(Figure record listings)
********************
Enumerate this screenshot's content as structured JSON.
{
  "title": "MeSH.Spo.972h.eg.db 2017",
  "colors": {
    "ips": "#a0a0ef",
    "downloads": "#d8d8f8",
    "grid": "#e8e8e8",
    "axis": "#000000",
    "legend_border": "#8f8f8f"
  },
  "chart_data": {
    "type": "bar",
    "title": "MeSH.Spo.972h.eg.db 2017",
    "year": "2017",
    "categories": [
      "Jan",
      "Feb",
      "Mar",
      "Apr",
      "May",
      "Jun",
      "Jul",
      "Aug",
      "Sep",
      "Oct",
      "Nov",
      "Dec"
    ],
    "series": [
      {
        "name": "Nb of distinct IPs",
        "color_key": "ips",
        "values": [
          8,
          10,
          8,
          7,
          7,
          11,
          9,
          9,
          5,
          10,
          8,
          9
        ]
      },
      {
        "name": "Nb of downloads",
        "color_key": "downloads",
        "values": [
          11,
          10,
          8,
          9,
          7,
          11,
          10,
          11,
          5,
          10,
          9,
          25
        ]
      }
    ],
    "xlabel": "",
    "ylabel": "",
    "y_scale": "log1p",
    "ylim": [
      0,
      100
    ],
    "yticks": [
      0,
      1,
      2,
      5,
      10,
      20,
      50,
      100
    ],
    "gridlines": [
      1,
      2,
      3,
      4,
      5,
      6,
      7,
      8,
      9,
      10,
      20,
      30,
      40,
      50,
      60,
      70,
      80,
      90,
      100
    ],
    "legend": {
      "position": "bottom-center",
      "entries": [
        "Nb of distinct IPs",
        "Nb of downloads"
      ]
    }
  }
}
********************
__TASK DETAILS__:
Count how many lines include the string "MeSH". Nothing but the number is needed.

__SOLUTION TO THE EXERCISE__:
2